* WHAT THE TASK ASKS: Reproduce the Cucci trial article word for word between "Cucci, 39, was" and "the trial Wednesday.", inclusive.

* EXTRACT:
________
ROANOKE TIMES

                         Roanoke Times
                 Copyright (c) 1995, Landmark Communications, Inc.

DATE: THURSDAY, January 23, 1992                   TAG: 9201230342
SECTION: VIRGINIA                    PAGE: B1   EDITION: METRO 
SOURCE: DOUGLAS PARDUE STAFF WRITER
DATELINE: BECKLEY, W.VA                                LENGTH: Long


CUCCI TRIAL BEGINS DEFENSE CLAIMS ENTRAPMENT

A federal jury in this coal town will continue listening today to secret recordings that prosecutors say will reveal that a Covington, Va., pizza parlor owner arranged with underworld figures to smuggle 50- to 100-kilogram loads of cocaine to West Virginia.

What prevented the coal-rich mountains of West Virginia from booming with illegal white powder was that Victor Cucci made the mistake of arranging the deal with a federal drug informant, prosecutors said.

Cucci's attorney, Gregory English of Alexandria, readily agreed to virtually everything federal prosecutors said. But there was one major difference, he said.

Cucci, 39, was not a cold calculating criminal. He was just stupid.

Cucci, English said, didn't want anything to do with cocaine. He was simply trying to help a drug dealer who had tried to become his friend.

"What Victor did was stupid. . . . Victor didn't think it was a crime for him to introduce two people so they could do something wrong," English told the jury in his opening statement at the trial Wednesday.

Cucci is a victim of illegal government entrapment, English said. It was a government informant who, by "worming his way" into Cucci's life, persuaded him to do something he had no intention of doing and had never done before. And, English said, Cucci didn't plan to make any money from the deal.

"The government can't manufacture a crime" and then try to convict people for it, he said.

In one of the secretly tape-recorded conversations between the informant and Cucci, Cucci says, "I want you to know one thing, Bob, once this thing takes off, I'm not going to be involved. I just do for you . . . . Once, you know, I do that, I wash my hands."

Hunter Smith, the assistant U.S. attorney directing the prosecution, told the jury the case is a simple conspiracy in which Cucci was the well-connected middleman who handled all the arrangements and price negotiations for a drug deal.
________
* SUPPLIED RECORDS:
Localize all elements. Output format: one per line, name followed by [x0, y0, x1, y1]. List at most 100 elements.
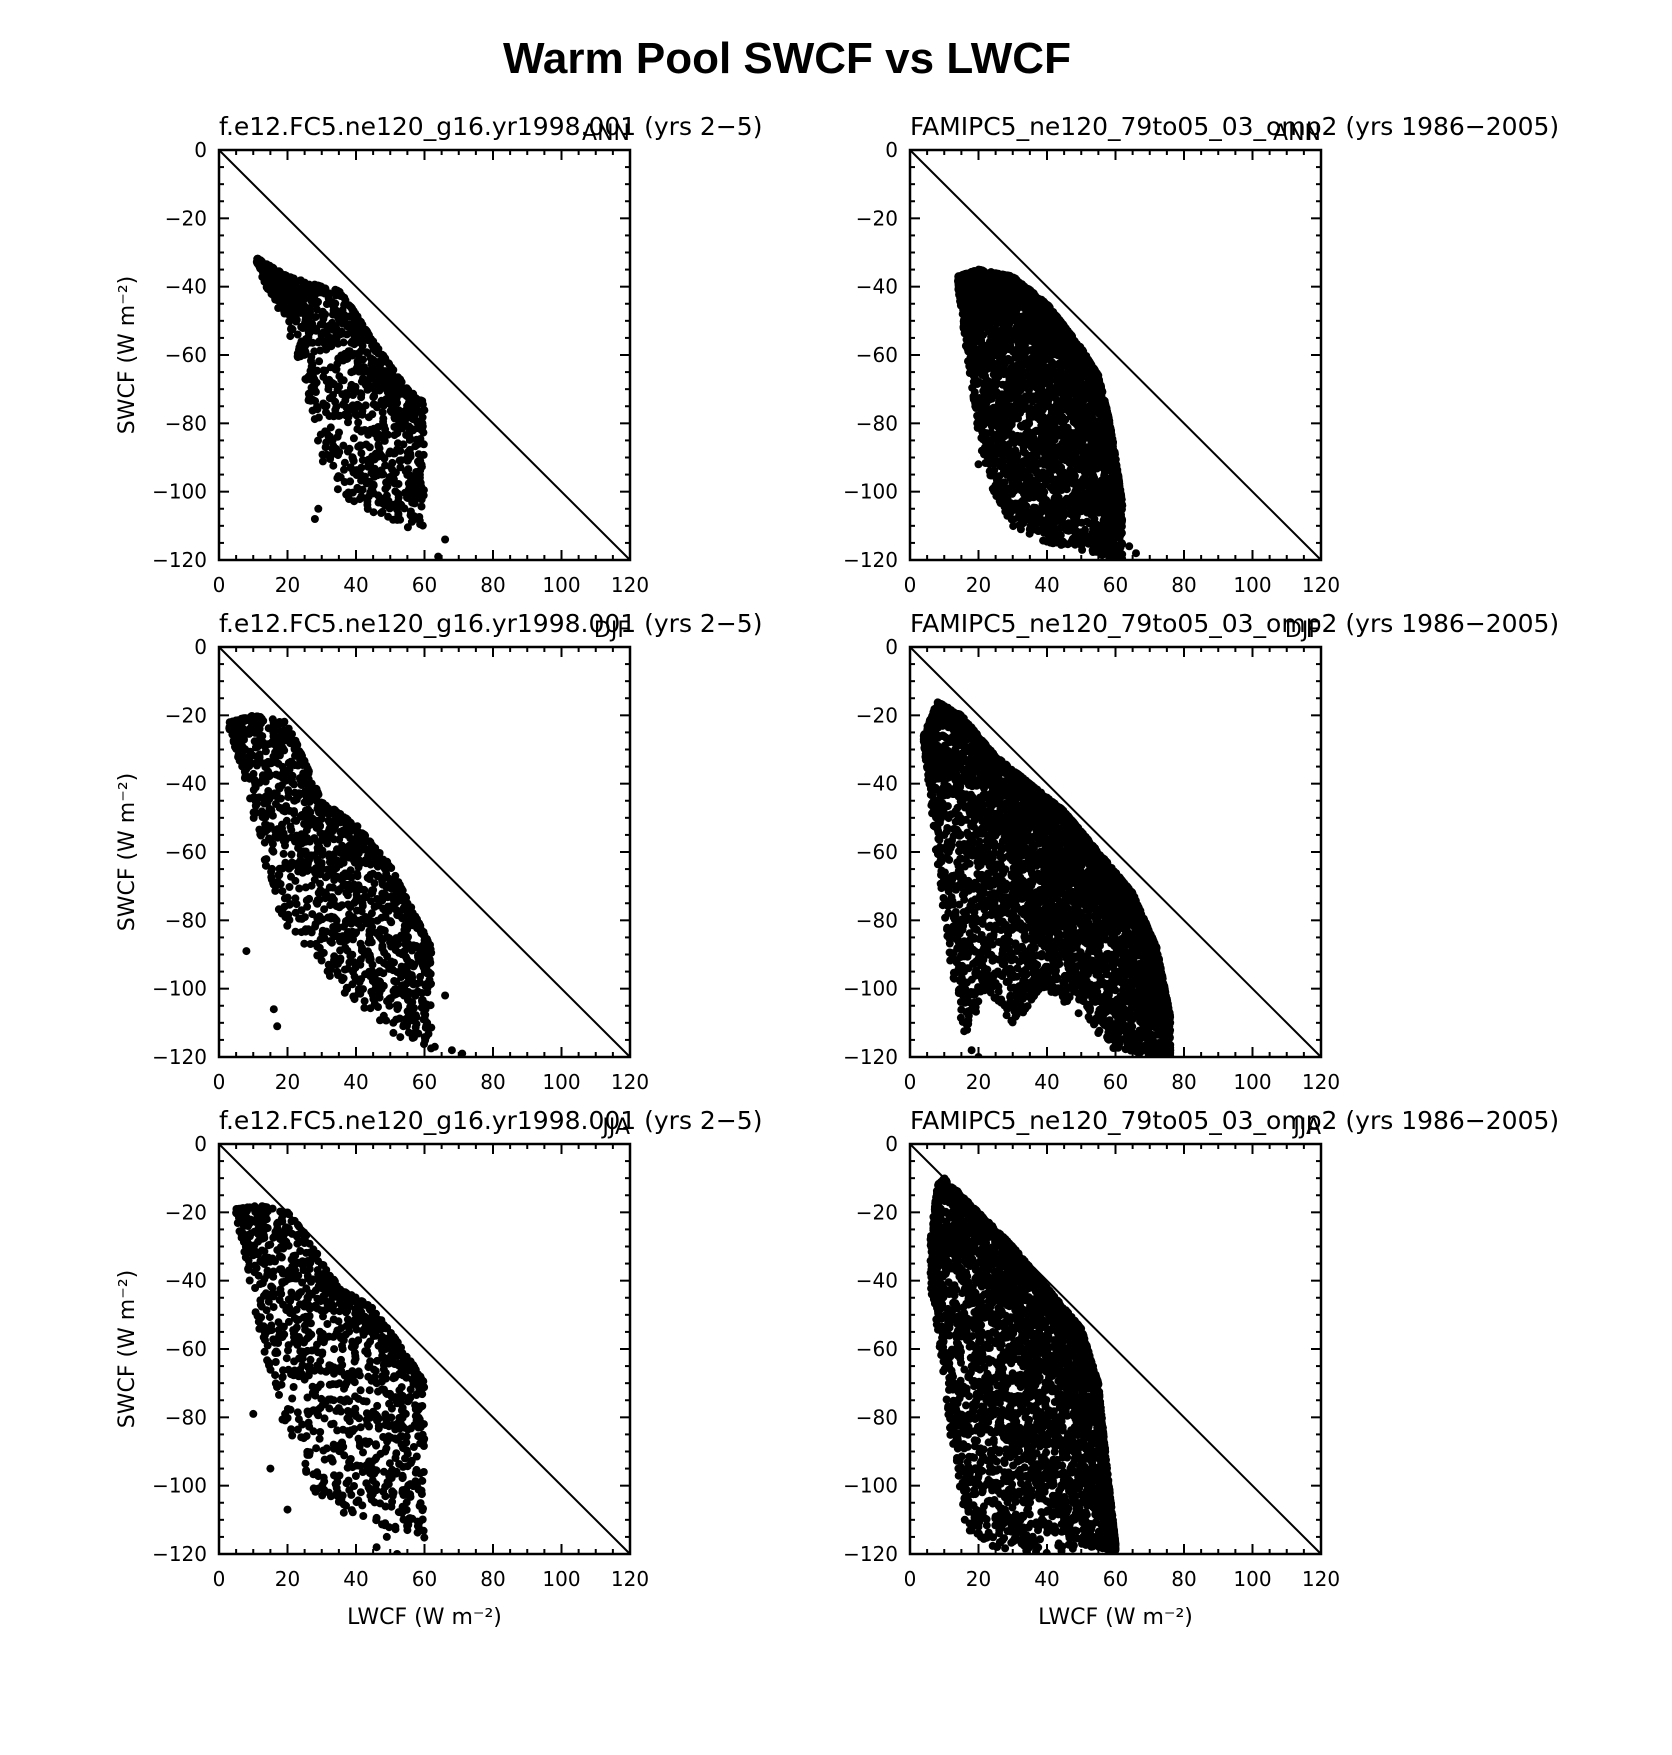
scatter-panel-ann-reference: FAMIPC5_ne120_79to05_03_omp2 (yrs 1986−2…	[843, 112, 1559, 597]
data-point	[1061, 342, 1069, 351]
data-point	[353, 357, 362, 366]
data-point	[1035, 459, 1044, 468]
data-points	[954, 265, 1140, 560]
data-point	[386, 406, 395, 415]
data-point	[1105, 419, 1114, 428]
data-point	[399, 415, 408, 424]
data-point	[346, 477, 355, 486]
data-point	[1092, 435, 1101, 444]
data-point	[347, 303, 356, 312]
data-point	[1008, 316, 1017, 325]
data-point	[1071, 439, 1080, 448]
y-tick-label: −40	[165, 275, 207, 299]
data-point	[307, 356, 315, 365]
data-point	[1046, 383, 1054, 392]
data-point	[1107, 466, 1116, 475]
data-point	[359, 374, 367, 383]
data-point	[417, 502, 426, 511]
data-point	[1011, 292, 1020, 301]
data-point	[1103, 407, 1112, 416]
data-point	[969, 313, 978, 322]
data-point	[958, 310, 967, 319]
x-tick-label: 40	[1034, 573, 1059, 597]
data-point	[376, 361, 384, 370]
data-point	[344, 488, 353, 497]
data-point	[1012, 327, 1021, 336]
data-point	[1061, 450, 1070, 459]
data-point	[1031, 450, 1040, 459]
data-point	[1072, 484, 1081, 493]
data-point	[995, 339, 1004, 348]
data-point	[329, 391, 337, 399]
data-point	[1026, 324, 1035, 333]
data-point	[988, 435, 997, 444]
data-point	[389, 366, 398, 374]
data-point	[1059, 423, 1068, 432]
data-point	[974, 337, 982, 346]
data-point	[302, 375, 311, 384]
data-point	[325, 340, 334, 349]
axis-ticks	[218, 149, 631, 561]
data-point	[1037, 316, 1045, 324]
data-point	[978, 422, 987, 431]
data-point	[346, 320, 355, 329]
data-point	[970, 295, 979, 303]
data-point	[344, 418, 352, 427]
data-point	[363, 349, 372, 357]
data-point	[969, 392, 978, 401]
data-point	[1082, 355, 1091, 364]
data-point	[295, 345, 303, 354]
data-point	[369, 357, 378, 365]
data-point	[1023, 288, 1032, 296]
data-point	[268, 266, 277, 275]
data-point	[1054, 475, 1063, 484]
panel-title: f.e12.FC5.ne120_g16.yr1998.001 (yrs 2−5)	[219, 609, 762, 638]
data-point	[1064, 369, 1073, 378]
data-point	[1001, 507, 1010, 516]
data-point	[1038, 391, 1047, 400]
season-label: ANN	[1273, 121, 1321, 146]
data-point	[1092, 500, 1101, 508]
data-points	[252, 254, 450, 560]
data-point	[1113, 527, 1122, 536]
data-point	[357, 427, 366, 436]
data-point	[1009, 414, 1018, 423]
data-point	[1103, 479, 1112, 488]
data-point	[332, 290, 341, 299]
data-point	[312, 366, 321, 375]
data-point	[339, 338, 348, 347]
x-tick-label: 100	[542, 573, 580, 597]
data-point	[990, 419, 999, 428]
data-point	[381, 484, 390, 493]
y-tick-label: −80	[165, 411, 207, 435]
data-point	[300, 280, 309, 289]
data-point	[325, 412, 334, 420]
data-point	[405, 397, 414, 406]
data-point	[1082, 493, 1091, 502]
data-point	[412, 474, 421, 483]
data-point	[359, 334, 368, 343]
data-point	[1090, 448, 1099, 457]
data-point	[1093, 479, 1101, 488]
data-point	[1103, 451, 1112, 460]
data-point	[349, 434, 358, 443]
data-point	[1015, 312, 1024, 321]
data-point	[1045, 402, 1054, 411]
data-point	[1006, 378, 1014, 387]
data-point	[413, 491, 422, 500]
data-point	[316, 346, 325, 355]
data-point	[256, 264, 265, 273]
data-point	[1064, 407, 1073, 416]
data-point	[1032, 349, 1041, 358]
data-point	[1075, 388, 1084, 397]
data-point	[337, 309, 346, 318]
data-point	[1000, 271, 1009, 280]
data-point	[360, 472, 369, 481]
data-point	[1085, 487, 1094, 496]
data-point	[978, 291, 987, 300]
y-tick-label: −60	[856, 343, 898, 367]
data-point	[313, 402, 321, 411]
data-point	[1077, 541, 1086, 550]
data-point	[379, 355, 388, 364]
data-point	[314, 436, 322, 445]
________
* SOLUTION TO THIS EXERCISE:
Cucci, 39, was not a cold calculating criminal. He was just stupid.

Cucci, English said, didn't want anything to do with cocaine. He was simply trying to help a drug dealer who had tried to become his friend.

"What Victor did was stupid. . . . Victor didn't think it was a crime for him to introduce two people so they could do something wrong," English told the jury in his opening statement at the trial Wednesday.